----- Records for this task

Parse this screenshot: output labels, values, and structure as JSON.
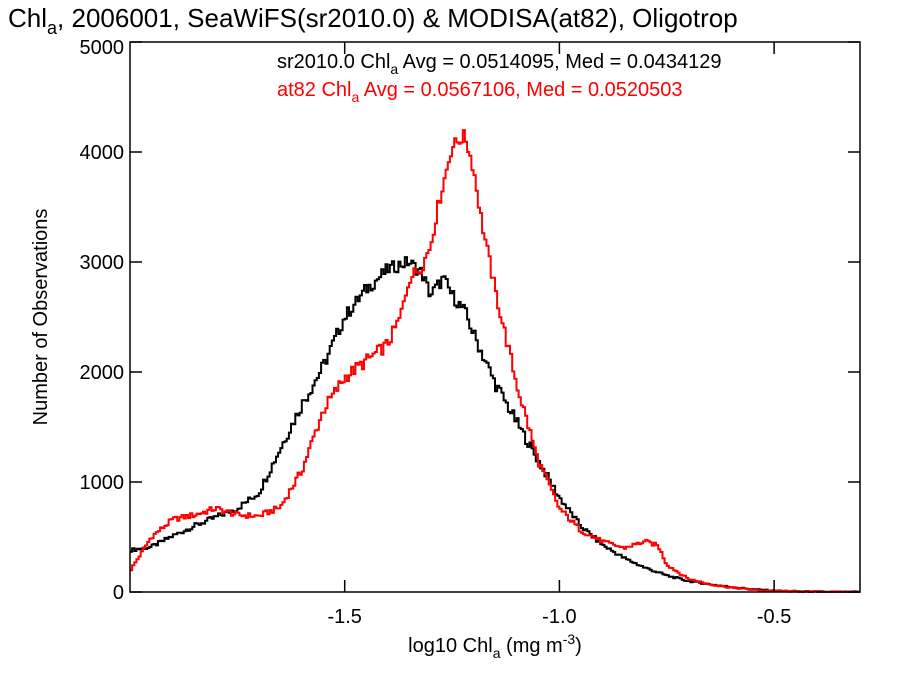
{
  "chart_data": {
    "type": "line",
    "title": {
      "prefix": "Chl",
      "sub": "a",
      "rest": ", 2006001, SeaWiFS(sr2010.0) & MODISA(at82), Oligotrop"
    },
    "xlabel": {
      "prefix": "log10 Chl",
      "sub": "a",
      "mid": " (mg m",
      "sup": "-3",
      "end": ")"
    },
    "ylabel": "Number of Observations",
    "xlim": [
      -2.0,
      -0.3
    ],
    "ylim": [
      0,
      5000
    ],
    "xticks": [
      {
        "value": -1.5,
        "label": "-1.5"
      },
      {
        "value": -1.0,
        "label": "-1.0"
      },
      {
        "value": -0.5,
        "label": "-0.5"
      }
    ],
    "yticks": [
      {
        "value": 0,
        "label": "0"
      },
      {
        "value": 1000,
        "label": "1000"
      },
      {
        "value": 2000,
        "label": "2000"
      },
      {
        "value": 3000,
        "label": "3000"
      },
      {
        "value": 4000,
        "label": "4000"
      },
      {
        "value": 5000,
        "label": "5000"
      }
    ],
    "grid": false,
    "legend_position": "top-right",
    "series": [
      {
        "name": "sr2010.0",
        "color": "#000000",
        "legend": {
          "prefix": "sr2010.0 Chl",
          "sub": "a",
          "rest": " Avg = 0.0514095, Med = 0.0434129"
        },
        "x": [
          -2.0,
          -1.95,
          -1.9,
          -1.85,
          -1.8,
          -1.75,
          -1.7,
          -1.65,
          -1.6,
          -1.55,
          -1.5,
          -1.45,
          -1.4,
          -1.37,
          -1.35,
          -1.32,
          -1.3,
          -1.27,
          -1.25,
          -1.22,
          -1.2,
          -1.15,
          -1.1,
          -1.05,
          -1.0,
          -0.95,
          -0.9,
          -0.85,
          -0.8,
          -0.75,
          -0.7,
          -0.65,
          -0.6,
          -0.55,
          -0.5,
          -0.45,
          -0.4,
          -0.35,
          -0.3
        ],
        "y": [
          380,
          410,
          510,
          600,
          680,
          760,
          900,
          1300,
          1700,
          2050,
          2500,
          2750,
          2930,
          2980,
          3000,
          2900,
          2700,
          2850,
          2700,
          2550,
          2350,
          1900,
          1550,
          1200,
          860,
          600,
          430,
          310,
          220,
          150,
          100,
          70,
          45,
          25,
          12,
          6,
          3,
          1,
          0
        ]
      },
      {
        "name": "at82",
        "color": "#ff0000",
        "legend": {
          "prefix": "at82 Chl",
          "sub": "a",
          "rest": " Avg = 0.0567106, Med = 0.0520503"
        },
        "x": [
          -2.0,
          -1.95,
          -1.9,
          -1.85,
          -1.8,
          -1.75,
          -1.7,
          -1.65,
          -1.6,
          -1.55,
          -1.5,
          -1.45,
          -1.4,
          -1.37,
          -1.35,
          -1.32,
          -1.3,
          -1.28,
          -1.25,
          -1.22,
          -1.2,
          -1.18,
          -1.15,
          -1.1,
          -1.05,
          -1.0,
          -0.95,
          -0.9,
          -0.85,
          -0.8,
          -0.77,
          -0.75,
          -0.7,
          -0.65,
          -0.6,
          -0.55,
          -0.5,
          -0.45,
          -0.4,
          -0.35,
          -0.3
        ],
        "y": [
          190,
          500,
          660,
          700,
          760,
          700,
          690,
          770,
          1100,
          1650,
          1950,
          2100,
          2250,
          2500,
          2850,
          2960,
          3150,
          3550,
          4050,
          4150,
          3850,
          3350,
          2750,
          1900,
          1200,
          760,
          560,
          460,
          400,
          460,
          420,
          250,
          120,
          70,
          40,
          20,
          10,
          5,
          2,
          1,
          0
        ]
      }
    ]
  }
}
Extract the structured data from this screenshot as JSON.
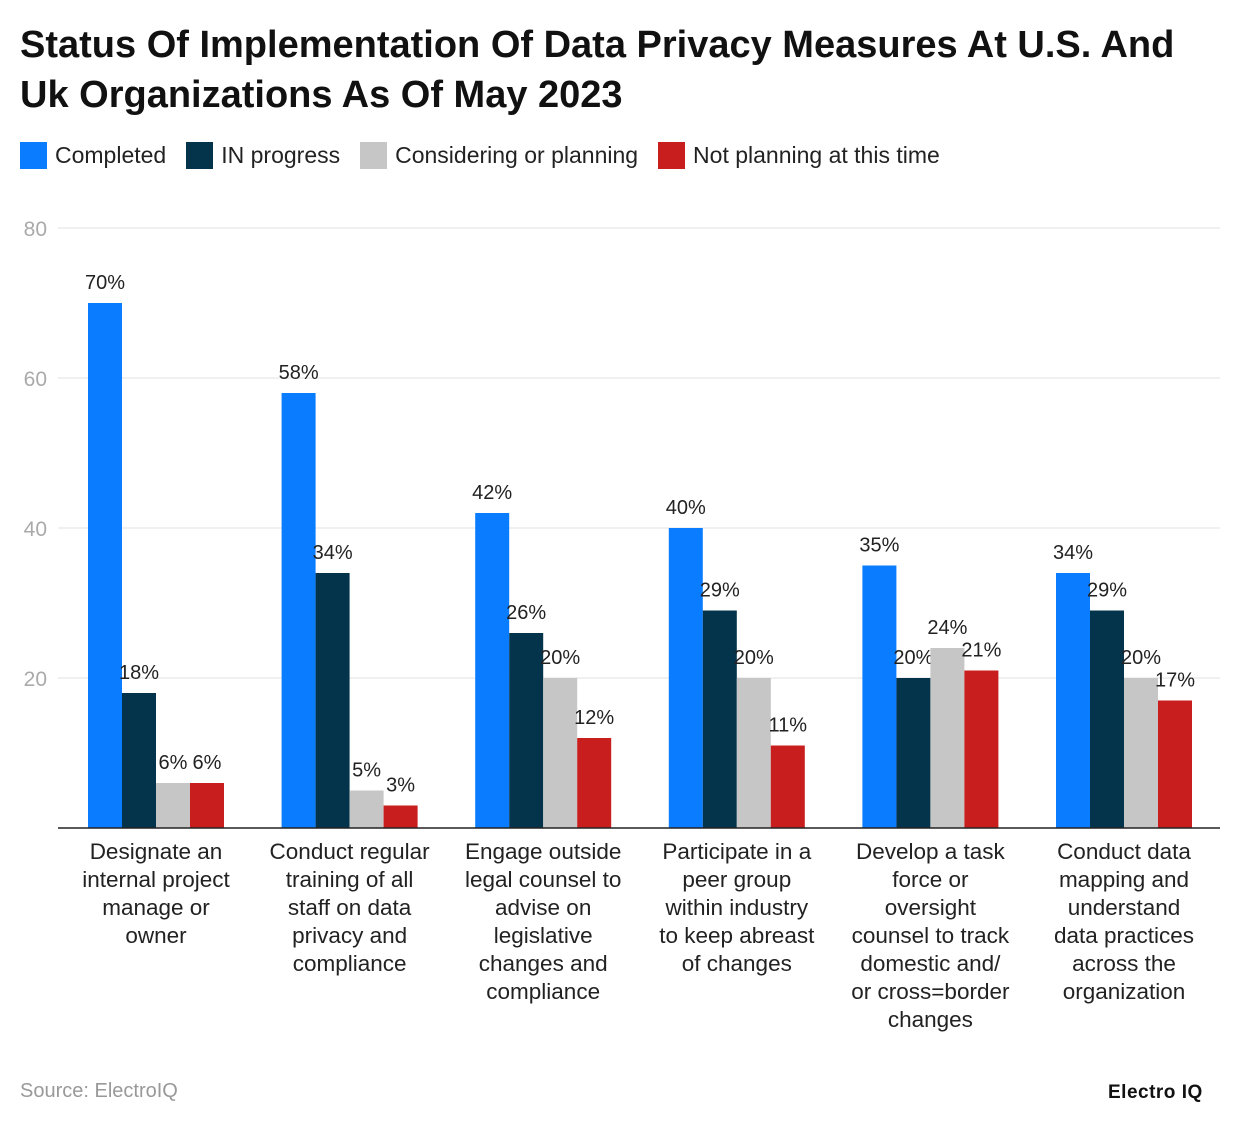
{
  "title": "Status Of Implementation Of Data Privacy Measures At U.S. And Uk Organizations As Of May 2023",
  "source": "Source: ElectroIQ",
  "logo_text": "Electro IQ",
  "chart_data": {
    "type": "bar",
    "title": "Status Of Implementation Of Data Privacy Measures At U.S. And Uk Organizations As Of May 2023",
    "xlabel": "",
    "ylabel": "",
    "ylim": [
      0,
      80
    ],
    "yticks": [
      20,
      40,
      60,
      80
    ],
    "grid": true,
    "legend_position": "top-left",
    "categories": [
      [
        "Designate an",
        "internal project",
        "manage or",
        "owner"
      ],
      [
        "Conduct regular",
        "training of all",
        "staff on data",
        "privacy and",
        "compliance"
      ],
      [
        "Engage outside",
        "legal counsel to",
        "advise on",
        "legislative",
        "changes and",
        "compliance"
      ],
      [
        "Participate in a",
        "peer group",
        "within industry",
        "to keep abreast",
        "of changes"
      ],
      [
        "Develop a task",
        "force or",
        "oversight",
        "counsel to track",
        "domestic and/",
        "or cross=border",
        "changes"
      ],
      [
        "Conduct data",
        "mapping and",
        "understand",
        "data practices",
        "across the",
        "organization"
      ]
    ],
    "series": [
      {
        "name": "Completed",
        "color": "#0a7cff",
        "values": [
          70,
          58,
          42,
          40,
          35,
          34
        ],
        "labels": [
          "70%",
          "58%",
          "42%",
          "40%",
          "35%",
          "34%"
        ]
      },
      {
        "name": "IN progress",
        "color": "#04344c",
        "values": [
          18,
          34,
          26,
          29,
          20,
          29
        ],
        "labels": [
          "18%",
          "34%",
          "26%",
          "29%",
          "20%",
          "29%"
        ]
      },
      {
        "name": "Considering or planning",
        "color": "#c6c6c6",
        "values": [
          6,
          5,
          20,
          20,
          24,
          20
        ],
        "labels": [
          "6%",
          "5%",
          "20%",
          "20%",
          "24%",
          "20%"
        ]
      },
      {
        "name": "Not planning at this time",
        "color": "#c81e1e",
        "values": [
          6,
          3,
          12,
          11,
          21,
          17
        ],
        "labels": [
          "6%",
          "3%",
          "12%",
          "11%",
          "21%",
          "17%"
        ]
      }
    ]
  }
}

----------

# Task details
Reproduce all the records verbatim, excluding images.

# Complete response
Parse this screenshot: output labels, values, and structure as JSON.
{
  "chart_data": {
    "type": "line",
    "title": {
      "prefix": "Chl",
      "sub": "a",
      "rest": ", 2006001, SeaWiFS(sr2010.0) & MODISA(at82), Oligotrop"
    },
    "xlabel": {
      "prefix": "log10 Chl",
      "sub": "a",
      "mid": " (mg m",
      "sup": "-3",
      "end": ")"
    },
    "ylabel": "Number of Observations",
    "xlim": [
      -2.0,
      -0.3
    ],
    "ylim": [
      0,
      5000
    ],
    "xticks": [
      {
        "value": -1.5,
        "label": "-1.5"
      },
      {
        "value": -1.0,
        "label": "-1.0"
      },
      {
        "value": -0.5,
        "label": "-0.5"
      }
    ],
    "yticks": [
      {
        "value": 0,
        "label": "0"
      },
      {
        "value": 1000,
        "label": "1000"
      },
      {
        "value": 2000,
        "label": "2000"
      },
      {
        "value": 3000,
        "label": "3000"
      },
      {
        "value": 4000,
        "label": "4000"
      },
      {
        "value": 5000,
        "label": "5000"
      }
    ],
    "grid": false,
    "legend_position": "top-right",
    "series": [
      {
        "name": "sr2010.0",
        "color": "#000000",
        "legend": {
          "prefix": "sr2010.0 Chl",
          "sub": "a",
          "rest": " Avg = 0.0514095, Med = 0.0434129"
        },
        "x": [
          -2.0,
          -1.95,
          -1.9,
          -1.85,
          -1.8,
          -1.75,
          -1.7,
          -1.65,
          -1.6,
          -1.55,
          -1.5,
          -1.45,
          -1.4,
          -1.37,
          -1.35,
          -1.32,
          -1.3,
          -1.27,
          -1.25,
          -1.22,
          -1.2,
          -1.15,
          -1.1,
          -1.05,
          -1.0,
          -0.95,
          -0.9,
          -0.85,
          -0.8,
          -0.75,
          -0.7,
          -0.65,
          -0.6,
          -0.55,
          -0.5,
          -0.45,
          -0.4,
          -0.35,
          -0.3
        ],
        "y": [
          380,
          410,
          510,
          600,
          680,
          760,
          900,
          1300,
          1700,
          2050,
          2500,
          2750,
          2930,
          2980,
          3000,
          2900,
          2700,
          2850,
          2700,
          2550,
          2350,
          1900,
          1550,
          1200,
          860,
          600,
          430,
          310,
          220,
          150,
          100,
          70,
          45,
          25,
          12,
          6,
          3,
          1,
          0
        ]
      },
      {
        "name": "at82",
        "color": "#ff0000",
        "legend": {
          "prefix": "at82 Chl",
          "sub": "a",
          "rest": " Avg = 0.0567106, Med = 0.0520503"
        },
        "x": [
          -2.0,
          -1.95,
          -1.9,
          -1.85,
          -1.8,
          -1.75,
          -1.7,
          -1.65,
          -1.6,
          -1.55,
          -1.5,
          -1.45,
          -1.4,
          -1.37,
          -1.35,
          -1.32,
          -1.3,
          -1.28,
          -1.25,
          -1.22,
          -1.2,
          -1.18,
          -1.15,
          -1.1,
          -1.05,
          -1.0,
          -0.95,
          -0.9,
          -0.85,
          -0.8,
          -0.77,
          -0.75,
          -0.7,
          -0.65,
          -0.6,
          -0.55,
          -0.5,
          -0.45,
          -0.4,
          -0.35,
          -0.3
        ],
        "y": [
          190,
          500,
          660,
          700,
          760,
          700,
          690,
          770,
          1100,
          1650,
          1950,
          2100,
          2250,
          2500,
          2850,
          2960,
          3150,
          3550,
          4050,
          4150,
          3850,
          3350,
          2750,
          1900,
          1200,
          760,
          560,
          460,
          400,
          460,
          420,
          250,
          120,
          70,
          40,
          20,
          10,
          5,
          2,
          1,
          0
        ]
      }
    ]
  }
}
Extract the structured data from this screenshot as JSON.
{
  "title": "Status Of Implementation Of Data Privacy Measures At U.S. And Uk Organizations As Of May 2023",
  "source": "Source: ElectroIQ",
  "logo_text": "Electro IQ",
  "chart_data": {
    "type": "bar",
    "title": "Status Of Implementation Of Data Privacy Measures At U.S. And Uk Organizations As Of May 2023",
    "xlabel": "",
    "ylabel": "",
    "ylim": [
      0,
      80
    ],
    "yticks": [
      20,
      40,
      60,
      80
    ],
    "grid": true,
    "legend_position": "top-left",
    "categories": [
      [
        "Designate an",
        "internal project",
        "manage or",
        "owner"
      ],
      [
        "Conduct regular",
        "training of all",
        "staff on data",
        "privacy and",
        "compliance"
      ],
      [
        "Engage outside",
        "legal counsel to",
        "advise on",
        "legislative",
        "changes and",
        "compliance"
      ],
      [
        "Participate in a",
        "peer group",
        "within industry",
        "to keep abreast",
        "of changes"
      ],
      [
        "Develop a task",
        "force or",
        "oversight",
        "counsel to track",
        "domestic and/",
        "or cross=border",
        "changes"
      ],
      [
        "Conduct data",
        "mapping and",
        "understand",
        "data practices",
        "across the",
        "organization"
      ]
    ],
    "series": [
      {
        "name": "Completed",
        "color": "#0a7cff",
        "values": [
          70,
          58,
          42,
          40,
          35,
          34
        ],
        "labels": [
          "70%",
          "58%",
          "42%",
          "40%",
          "35%",
          "34%"
        ]
      },
      {
        "name": "IN progress",
        "color": "#04344c",
        "values": [
          18,
          34,
          26,
          29,
          20,
          29
        ],
        "labels": [
          "18%",
          "34%",
          "26%",
          "29%",
          "20%",
          "29%"
        ]
      },
      {
        "name": "Considering or planning",
        "color": "#c6c6c6",
        "values": [
          6,
          5,
          20,
          20,
          24,
          20
        ],
        "labels": [
          "6%",
          "5%",
          "20%",
          "20%",
          "24%",
          "20%"
        ]
      },
      {
        "name": "Not planning at this time",
        "color": "#c81e1e",
        "values": [
          6,
          3,
          12,
          11,
          21,
          17
        ],
        "labels": [
          "6%",
          "3%",
          "12%",
          "11%",
          "21%",
          "17%"
        ]
      }
    ]
  }
}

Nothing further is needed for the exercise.